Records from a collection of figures
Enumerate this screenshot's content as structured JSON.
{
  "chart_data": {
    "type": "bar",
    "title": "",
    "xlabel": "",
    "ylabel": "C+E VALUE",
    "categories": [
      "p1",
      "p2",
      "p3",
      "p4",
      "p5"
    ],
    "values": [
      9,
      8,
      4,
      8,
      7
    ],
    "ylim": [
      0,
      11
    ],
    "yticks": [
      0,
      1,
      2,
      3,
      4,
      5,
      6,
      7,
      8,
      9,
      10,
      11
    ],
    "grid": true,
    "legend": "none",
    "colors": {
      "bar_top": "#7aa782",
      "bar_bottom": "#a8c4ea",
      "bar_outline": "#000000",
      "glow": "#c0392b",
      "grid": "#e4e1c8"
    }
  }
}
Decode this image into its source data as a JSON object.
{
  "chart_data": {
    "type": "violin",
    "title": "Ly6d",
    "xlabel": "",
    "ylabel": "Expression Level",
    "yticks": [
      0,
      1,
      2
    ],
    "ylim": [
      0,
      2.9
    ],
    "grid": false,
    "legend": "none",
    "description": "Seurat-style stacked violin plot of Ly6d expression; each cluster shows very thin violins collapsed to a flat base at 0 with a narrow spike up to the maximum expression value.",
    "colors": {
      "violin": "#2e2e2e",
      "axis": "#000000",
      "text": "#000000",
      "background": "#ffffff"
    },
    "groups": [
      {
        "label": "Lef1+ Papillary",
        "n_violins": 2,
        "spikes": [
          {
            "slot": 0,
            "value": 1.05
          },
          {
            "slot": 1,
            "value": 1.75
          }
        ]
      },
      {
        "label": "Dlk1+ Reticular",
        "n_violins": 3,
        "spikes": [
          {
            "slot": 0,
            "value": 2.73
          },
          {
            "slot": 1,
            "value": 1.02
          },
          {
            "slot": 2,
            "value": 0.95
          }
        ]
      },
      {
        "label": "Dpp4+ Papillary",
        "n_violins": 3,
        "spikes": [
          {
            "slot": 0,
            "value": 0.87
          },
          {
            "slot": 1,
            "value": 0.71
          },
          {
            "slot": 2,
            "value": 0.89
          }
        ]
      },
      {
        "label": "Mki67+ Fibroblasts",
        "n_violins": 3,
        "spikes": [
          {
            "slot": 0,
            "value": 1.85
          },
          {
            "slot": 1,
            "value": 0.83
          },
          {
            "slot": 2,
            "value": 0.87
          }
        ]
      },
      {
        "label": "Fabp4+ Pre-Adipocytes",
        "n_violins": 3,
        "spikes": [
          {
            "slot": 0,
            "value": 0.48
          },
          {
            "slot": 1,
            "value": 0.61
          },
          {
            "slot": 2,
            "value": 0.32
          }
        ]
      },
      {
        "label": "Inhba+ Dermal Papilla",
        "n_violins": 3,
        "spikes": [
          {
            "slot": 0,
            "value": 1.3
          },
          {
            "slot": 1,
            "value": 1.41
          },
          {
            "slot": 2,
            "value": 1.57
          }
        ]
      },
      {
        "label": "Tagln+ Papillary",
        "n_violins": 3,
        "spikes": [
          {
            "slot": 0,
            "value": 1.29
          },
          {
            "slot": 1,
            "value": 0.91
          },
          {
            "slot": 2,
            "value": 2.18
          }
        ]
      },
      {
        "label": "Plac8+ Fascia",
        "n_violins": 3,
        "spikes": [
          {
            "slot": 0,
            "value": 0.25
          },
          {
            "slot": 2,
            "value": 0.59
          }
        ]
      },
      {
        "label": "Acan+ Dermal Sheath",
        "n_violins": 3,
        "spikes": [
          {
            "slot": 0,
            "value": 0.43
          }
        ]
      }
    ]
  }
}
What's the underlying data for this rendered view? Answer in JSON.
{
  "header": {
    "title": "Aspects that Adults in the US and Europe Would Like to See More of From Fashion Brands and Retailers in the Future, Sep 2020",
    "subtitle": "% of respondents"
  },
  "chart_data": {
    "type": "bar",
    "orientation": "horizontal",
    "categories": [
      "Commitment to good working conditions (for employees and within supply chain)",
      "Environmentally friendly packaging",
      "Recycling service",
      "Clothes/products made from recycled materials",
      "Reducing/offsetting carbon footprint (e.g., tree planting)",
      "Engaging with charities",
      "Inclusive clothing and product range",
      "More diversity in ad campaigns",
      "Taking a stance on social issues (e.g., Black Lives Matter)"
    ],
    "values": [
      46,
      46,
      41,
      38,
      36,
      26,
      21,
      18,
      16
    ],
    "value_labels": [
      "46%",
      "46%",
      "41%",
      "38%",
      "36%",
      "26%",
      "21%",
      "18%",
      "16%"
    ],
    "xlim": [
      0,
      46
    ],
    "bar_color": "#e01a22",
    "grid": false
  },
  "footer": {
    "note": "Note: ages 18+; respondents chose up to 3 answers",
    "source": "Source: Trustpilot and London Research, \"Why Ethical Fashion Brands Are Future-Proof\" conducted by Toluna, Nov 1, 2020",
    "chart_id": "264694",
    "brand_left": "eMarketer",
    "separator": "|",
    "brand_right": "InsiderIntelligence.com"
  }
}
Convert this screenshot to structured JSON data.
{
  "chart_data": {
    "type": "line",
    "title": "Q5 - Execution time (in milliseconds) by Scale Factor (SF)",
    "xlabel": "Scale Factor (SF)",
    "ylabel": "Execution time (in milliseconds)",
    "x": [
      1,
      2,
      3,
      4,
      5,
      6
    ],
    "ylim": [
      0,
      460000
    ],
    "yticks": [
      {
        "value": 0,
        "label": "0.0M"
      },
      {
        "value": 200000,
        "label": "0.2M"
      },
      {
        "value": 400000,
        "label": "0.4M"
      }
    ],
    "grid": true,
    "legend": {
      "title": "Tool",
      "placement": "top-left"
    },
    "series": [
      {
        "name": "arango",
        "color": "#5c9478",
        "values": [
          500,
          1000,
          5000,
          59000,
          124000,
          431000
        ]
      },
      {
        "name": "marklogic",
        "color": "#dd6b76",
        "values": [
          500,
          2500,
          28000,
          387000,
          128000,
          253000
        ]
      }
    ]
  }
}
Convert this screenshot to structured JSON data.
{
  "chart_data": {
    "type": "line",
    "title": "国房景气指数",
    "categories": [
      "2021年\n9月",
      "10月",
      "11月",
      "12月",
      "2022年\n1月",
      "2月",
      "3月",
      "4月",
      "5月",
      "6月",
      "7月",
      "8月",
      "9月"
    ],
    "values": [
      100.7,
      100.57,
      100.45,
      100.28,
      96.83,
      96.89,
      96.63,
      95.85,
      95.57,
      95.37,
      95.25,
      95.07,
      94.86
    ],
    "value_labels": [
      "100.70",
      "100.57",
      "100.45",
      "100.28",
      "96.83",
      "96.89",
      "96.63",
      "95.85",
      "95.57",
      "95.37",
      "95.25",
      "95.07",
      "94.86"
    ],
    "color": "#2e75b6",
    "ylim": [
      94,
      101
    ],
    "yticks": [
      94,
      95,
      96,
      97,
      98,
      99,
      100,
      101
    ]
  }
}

• What needs to be done
How many of these lines contain "grid"? Write only the number.

• Correct answer
5